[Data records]
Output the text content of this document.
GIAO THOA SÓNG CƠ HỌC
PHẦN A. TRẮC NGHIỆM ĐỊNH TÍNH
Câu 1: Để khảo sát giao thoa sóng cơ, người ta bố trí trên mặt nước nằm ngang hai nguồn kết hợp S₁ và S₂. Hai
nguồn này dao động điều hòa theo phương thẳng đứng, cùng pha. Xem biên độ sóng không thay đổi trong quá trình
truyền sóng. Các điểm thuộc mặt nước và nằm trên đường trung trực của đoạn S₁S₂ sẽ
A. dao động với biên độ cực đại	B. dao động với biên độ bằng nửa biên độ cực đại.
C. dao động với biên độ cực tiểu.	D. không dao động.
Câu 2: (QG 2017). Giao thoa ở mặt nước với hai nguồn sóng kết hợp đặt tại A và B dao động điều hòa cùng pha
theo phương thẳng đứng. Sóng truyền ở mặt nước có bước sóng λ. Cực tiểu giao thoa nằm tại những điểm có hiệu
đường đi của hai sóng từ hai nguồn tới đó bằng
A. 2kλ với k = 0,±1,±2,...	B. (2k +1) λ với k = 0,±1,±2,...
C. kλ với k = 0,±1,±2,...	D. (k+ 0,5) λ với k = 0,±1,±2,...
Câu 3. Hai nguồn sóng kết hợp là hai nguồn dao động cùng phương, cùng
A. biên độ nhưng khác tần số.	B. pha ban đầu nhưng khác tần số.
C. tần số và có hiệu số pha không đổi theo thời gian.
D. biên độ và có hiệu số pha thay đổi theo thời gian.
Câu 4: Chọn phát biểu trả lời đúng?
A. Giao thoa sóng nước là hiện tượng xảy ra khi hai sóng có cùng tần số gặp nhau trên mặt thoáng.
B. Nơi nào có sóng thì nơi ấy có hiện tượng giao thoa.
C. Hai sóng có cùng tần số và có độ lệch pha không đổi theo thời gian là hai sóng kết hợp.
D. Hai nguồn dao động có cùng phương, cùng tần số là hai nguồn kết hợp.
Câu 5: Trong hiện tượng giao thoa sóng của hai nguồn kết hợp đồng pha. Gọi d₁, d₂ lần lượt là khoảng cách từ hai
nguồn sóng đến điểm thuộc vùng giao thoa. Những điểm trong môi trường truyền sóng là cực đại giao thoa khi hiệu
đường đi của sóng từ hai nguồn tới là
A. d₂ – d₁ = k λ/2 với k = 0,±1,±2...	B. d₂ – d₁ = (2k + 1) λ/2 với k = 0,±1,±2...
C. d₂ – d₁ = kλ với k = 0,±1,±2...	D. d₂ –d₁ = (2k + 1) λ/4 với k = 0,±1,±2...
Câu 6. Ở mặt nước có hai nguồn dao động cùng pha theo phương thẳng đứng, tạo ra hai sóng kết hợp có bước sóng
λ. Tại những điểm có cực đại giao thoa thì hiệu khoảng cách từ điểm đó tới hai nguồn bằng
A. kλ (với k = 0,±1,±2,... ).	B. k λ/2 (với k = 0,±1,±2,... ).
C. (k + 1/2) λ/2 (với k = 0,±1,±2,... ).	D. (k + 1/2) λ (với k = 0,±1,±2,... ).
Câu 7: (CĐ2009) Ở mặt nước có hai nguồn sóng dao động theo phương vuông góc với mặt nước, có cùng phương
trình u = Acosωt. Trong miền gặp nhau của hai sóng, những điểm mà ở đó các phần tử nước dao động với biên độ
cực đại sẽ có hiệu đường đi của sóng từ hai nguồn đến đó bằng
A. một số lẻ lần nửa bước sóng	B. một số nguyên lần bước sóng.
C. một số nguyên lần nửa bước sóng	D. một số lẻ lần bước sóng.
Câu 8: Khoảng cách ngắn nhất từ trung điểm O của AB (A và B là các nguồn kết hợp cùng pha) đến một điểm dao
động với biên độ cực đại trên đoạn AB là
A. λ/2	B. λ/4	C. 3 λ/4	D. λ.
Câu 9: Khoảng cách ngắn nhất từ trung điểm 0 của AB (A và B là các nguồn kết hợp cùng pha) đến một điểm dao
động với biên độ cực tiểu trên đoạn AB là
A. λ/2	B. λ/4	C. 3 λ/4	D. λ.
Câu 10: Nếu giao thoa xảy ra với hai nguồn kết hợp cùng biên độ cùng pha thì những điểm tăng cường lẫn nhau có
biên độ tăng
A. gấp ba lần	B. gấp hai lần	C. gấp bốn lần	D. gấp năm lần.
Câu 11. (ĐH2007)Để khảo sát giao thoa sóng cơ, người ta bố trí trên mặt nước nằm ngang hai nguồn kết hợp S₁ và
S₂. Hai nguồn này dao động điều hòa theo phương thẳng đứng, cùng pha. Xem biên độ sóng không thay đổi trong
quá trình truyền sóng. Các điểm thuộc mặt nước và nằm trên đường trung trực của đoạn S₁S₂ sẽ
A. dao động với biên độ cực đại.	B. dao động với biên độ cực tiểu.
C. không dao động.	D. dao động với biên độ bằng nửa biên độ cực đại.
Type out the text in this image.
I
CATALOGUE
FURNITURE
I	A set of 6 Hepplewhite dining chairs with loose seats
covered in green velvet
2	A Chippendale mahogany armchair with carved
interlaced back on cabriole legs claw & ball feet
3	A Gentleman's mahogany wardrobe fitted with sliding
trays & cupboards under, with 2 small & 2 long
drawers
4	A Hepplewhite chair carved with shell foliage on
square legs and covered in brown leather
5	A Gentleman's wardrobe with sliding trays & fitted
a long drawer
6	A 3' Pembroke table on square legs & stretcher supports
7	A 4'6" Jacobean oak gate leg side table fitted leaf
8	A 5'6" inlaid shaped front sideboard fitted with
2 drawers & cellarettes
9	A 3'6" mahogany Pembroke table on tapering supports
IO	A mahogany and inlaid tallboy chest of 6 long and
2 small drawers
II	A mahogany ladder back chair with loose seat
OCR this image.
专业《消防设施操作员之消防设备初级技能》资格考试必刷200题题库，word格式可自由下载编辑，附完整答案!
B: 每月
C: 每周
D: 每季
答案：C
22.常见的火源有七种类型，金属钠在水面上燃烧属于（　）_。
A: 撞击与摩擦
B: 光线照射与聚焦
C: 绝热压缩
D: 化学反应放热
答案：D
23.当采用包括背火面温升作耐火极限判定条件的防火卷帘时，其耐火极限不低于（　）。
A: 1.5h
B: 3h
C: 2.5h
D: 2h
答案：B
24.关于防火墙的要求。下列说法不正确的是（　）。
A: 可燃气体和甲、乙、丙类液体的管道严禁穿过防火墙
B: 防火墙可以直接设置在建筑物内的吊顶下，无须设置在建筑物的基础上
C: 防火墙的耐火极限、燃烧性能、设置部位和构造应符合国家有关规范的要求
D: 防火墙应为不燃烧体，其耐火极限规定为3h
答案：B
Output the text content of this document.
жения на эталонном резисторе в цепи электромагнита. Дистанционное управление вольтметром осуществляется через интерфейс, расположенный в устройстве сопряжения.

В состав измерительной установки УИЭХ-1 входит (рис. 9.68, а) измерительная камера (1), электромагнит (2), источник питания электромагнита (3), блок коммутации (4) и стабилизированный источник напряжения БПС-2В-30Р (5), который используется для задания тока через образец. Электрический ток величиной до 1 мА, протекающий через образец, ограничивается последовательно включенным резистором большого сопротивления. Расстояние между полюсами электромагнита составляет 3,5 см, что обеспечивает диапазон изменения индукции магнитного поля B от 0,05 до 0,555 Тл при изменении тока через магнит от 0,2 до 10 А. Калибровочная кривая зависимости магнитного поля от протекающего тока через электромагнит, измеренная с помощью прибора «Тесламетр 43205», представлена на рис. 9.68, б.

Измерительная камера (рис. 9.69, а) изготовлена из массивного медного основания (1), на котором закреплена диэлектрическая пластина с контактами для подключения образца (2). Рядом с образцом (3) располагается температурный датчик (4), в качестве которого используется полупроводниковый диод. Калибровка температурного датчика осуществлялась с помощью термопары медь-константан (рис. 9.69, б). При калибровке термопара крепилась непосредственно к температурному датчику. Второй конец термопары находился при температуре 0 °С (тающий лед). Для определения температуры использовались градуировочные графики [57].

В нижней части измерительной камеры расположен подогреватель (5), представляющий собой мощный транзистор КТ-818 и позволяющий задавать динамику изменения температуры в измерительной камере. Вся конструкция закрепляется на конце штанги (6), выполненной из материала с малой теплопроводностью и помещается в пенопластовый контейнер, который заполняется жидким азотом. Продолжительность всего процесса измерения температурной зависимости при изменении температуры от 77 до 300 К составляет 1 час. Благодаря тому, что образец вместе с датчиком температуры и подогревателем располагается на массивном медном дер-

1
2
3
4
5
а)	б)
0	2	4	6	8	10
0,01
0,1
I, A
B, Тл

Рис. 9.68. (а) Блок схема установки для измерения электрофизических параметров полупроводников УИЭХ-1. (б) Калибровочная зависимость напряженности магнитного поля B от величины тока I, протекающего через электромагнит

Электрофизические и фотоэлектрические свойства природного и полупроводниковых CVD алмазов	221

Directive:
Extract, from the listing above, every line where the string "long" occurs.

Task response:
trays & cupboards under, with 2 small & 2 long
a long drawer
IO	A mahogany and inlaid tallboy chest of 6 long and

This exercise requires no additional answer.